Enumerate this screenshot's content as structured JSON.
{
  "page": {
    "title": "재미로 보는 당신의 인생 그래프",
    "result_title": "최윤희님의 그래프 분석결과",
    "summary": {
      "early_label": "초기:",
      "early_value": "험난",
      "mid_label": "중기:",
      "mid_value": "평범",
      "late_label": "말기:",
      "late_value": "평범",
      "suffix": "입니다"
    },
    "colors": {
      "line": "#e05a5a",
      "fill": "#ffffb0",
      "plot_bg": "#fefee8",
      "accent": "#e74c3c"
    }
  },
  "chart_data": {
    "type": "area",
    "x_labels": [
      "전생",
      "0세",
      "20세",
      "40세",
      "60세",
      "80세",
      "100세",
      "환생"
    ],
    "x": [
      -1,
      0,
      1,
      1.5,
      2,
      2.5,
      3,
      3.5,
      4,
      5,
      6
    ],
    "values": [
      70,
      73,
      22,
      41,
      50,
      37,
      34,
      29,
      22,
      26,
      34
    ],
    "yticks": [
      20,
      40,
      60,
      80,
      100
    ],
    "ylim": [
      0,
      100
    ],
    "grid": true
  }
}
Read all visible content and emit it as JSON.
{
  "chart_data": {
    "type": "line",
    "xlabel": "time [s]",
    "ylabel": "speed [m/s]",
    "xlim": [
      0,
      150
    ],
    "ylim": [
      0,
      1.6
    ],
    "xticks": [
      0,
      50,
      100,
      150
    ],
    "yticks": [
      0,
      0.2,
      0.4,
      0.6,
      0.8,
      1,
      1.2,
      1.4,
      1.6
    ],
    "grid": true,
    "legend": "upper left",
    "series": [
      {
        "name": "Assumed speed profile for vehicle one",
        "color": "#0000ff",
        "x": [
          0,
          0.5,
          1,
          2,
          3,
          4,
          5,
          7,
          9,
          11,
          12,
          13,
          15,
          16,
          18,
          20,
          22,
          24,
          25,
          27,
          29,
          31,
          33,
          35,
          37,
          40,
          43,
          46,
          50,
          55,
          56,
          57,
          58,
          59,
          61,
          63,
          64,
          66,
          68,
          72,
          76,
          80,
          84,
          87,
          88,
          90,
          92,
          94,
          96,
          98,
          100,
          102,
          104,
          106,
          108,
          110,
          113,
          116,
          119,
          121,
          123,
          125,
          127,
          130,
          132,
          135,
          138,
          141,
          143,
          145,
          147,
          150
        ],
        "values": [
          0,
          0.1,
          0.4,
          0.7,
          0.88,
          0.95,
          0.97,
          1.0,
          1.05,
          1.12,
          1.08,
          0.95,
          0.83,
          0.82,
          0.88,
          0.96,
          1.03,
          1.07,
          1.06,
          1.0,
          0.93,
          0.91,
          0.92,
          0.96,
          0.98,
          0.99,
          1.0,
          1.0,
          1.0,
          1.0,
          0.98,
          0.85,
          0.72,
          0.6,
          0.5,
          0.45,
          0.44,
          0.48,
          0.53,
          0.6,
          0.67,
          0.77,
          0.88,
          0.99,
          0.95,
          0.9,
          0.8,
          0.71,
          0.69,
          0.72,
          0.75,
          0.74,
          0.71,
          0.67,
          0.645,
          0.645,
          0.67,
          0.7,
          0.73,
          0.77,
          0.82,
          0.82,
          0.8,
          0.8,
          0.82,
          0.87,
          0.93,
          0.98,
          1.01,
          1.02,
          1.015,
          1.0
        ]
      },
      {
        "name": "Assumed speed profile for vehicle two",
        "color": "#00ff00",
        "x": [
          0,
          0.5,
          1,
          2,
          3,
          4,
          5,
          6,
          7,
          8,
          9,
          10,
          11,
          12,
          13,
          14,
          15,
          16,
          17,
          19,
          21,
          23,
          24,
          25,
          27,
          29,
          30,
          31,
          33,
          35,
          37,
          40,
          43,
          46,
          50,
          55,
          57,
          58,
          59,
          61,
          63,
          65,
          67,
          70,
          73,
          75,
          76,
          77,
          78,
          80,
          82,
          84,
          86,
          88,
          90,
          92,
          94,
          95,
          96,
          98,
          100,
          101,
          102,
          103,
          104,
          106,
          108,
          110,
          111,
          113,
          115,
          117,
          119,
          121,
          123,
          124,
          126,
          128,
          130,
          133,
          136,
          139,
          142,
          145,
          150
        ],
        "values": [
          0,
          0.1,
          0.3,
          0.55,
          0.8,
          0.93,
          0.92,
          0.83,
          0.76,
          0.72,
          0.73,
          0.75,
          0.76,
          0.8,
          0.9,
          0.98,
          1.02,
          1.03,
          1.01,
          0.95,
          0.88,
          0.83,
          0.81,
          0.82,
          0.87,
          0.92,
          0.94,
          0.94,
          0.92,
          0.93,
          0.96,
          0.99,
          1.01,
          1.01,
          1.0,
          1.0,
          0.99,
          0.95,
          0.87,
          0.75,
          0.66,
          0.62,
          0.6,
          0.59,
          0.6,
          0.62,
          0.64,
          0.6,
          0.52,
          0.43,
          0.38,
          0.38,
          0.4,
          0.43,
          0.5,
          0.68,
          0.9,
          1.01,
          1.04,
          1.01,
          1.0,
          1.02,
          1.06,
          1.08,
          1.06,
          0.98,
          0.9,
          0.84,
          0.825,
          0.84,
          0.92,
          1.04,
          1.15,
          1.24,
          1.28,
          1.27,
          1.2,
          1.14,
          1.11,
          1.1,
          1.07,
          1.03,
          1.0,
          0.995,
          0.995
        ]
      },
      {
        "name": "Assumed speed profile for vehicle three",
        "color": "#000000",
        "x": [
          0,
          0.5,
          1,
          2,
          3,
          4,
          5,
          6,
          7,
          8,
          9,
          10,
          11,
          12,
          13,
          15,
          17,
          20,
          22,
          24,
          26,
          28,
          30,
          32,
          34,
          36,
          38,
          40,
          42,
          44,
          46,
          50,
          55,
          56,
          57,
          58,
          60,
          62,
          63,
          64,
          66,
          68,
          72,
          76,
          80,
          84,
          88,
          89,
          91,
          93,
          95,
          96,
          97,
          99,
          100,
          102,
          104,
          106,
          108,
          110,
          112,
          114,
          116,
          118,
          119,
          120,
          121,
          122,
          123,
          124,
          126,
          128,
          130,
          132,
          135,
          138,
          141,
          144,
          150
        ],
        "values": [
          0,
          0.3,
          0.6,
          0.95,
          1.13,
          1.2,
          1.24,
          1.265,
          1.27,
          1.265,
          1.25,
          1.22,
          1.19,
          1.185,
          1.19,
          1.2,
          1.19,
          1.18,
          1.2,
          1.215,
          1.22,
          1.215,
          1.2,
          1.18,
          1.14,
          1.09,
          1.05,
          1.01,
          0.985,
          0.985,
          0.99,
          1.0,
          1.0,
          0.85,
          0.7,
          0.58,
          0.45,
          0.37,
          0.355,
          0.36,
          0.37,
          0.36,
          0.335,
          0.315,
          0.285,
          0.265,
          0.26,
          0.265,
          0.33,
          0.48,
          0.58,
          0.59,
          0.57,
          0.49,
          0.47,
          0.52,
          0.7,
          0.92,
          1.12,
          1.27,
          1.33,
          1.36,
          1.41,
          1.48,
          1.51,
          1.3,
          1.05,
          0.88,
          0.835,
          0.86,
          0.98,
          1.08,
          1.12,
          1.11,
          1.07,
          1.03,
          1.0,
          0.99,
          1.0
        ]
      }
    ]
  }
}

= = = = = = =

● Aim:
Your task is to gather all lines from the entries above that hold the word "Assumed".

● Written answer:
        "name": "Assumed speed profile for vehicle one",
        "name": "Assumed speed profile for vehicle two",
        "name": "Assumed speed profile for vehicle three",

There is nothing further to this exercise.